Task to carry out :: Write the data out again, character for character, with no images.

Stored items:
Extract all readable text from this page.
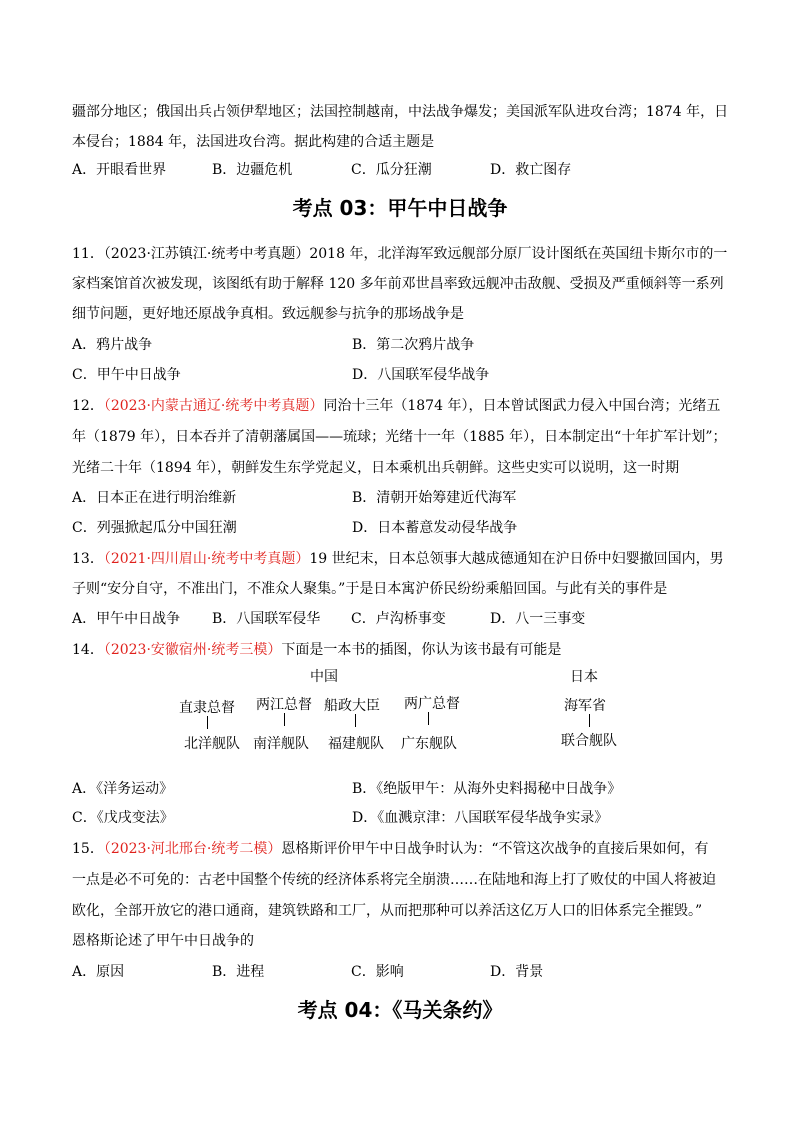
疆部分地区；俄国出兵占领伊犁地区；法国控制越南，中法战争爆发；美国派军队进攻台湾；1874 年，日
本侵台；1884 年，法国进攻台湾。据此构建的合适主题是
A．开眼看世界	B．边疆危机	C．瓜分狂潮	D．救亡图存
考点 03：甲午中日战争
11．（2023·江苏镇江·统考中考真题）2018 年，北洋海军致远舰部分原厂设计图纸在英国纽卡斯尔市的一
家档案馆首次被发现，该图纸有助于解释 120 多年前邓世昌率致远舰冲击敌舰、受损及严重倾斜等一系列
细节问题，更好地还原战争真相。致远舰参与抗争的那场战争是
A．鸦片战争	B．第二次鸦片战争
C．甲午中日战争	D．八国联军侵华战争
12．（2023·内蒙古通辽·统考中考真题）同治十三年（1874 年），日本曾试图武力侵入中国台湾；光绪五
年（1879 年），日本吞并了清朝藩属国——琉球；光绪十一年（1885 年），日本制定出“十年扩军计划”；
光绪二十年（1894 年），朝鲜发生东学党起义，日本乘机出兵朝鲜。这些史实可以说明，这一时期
A．日本正在进行明治维新	B．清朝开始筹建近代海军
C．列强掀起瓜分中国狂潮	D．日本蓄意发动侵华战争
13．（2021·四川眉山·统考中考真题）19 世纪末，日本总领事大越成德通知在沪日侨中妇婴撤回国内，男
子则“安分自守，不准出门，不准众人聚集。”于是日本寓沪侨民纷纷乘船回国。与此有关的事件是
A．甲午中日战争 B．八国联军侵华 C．卢沟桥事变	D．八一三事变
14．（2023·安徽宿州·统考三模）下面是一本书的插图，你认为该书最有可能是
中国	日本
直隶总督 两江总督 船政大臣 两广总督	海军省
北洋舰队 南洋舰队 福建舰队 广东舰队	联合舰队
A．《洋务运动》	B．《绝版甲午：从海外史料揭秘中日战争》
C．《戊戌变法》	D．《血溅京津：八国联军侵华战争实录》
15．（2023·河北邢台·统考二模）恩格斯评价甲午中日战争时认为：“不管这次战争的直接后果如何，有
一点是必不可免的：古老中国整个传统的经济体系将完全崩溃……在陆地和海上打了败仗的中国人将被迫
欧化，全部开放它的港口通商，建筑铁路和工厂，从而把那种可以养活这亿万人口的旧体系完全摧毁。”
恩格斯论述了甲午中日战争的
A．原因	B．进程	C．影响	D．背景
考点 04：《马关条约》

Expected answer ::
Extract all readable text from this page.
疆部分地区；俄国出兵占领伊犁地区；法国控制越南，中法战争爆发；美国派军队进攻台湾；1874 年，日
本侵台；1884 年，法国进攻台湾。据此构建的合适主题是
A．开眼看世界	B．边疆危机	C．瓜分狂潮	D．救亡图存
考点 03：甲午中日战争
11．（2023·江苏镇江·统考中考真题）2018 年，北洋海军致远舰部分原厂设计图纸在英国纽卡斯尔市的一
家档案馆首次被发现，该图纸有助于解释 120 多年前邓世昌率致远舰冲击敌舰、受损及严重倾斜等一系列
细节问题，更好地还原战争真相。致远舰参与抗争的那场战争是
A．鸦片战争	B．第二次鸦片战争
C．甲午中日战争	D．八国联军侵华战争
12．（2023·内蒙古通辽·统考中考真题）同治十三年（1874 年），日本曾试图武力侵入中国台湾；光绪五
年（1879 年），日本吞并了清朝藩属国——琉球；光绪十一年（1885 年），日本制定出“十年扩军计划”；
光绪二十年（1894 年），朝鲜发生东学党起义，日本乘机出兵朝鲜。这些史实可以说明，这一时期
A．日本正在进行明治维新	B．清朝开始筹建近代海军
C．列强掀起瓜分中国狂潮	D．日本蓄意发动侵华战争
13．（2021·四川眉山·统考中考真题）19 世纪末，日本总领事大越成德通知在沪日侨中妇婴撤回国内，男
子则“安分自守，不准出门，不准众人聚集。”于是日本寓沪侨民纷纷乘船回国。与此有关的事件是
A．甲午中日战争 B．八国联军侵华 C．卢沟桥事变	D．八一三事变
14．（2023·安徽宿州·统考三模）下面是一本书的插图，你认为该书最有可能是
中国	日本
直隶总督 两江总督 船政大臣 两广总督	海军省
北洋舰队 南洋舰队 福建舰队 广东舰队	联合舰队
A．《洋务运动》	B．《绝版甲午：从海外史料揭秘中日战争》
C．《戊戌变法》	D．《血溅京津：八国联军侵华战争实录》
15．（2023·河北邢台·统考二模）恩格斯评价甲午中日战争时认为：“不管这次战争的直接后果如何，有
一点是必不可免的：古老中国整个传统的经济体系将完全崩溃……在陆地和海上打了败仗的中国人将被迫
欧化，全部开放它的港口通商，建筑铁路和工厂，从而把那种可以养活这亿万人口的旧体系完全摧毁。”
恩格斯论述了甲午中日战争的
A．原因	B．进程	C．影响	D．背景
考点 04：《马关条约》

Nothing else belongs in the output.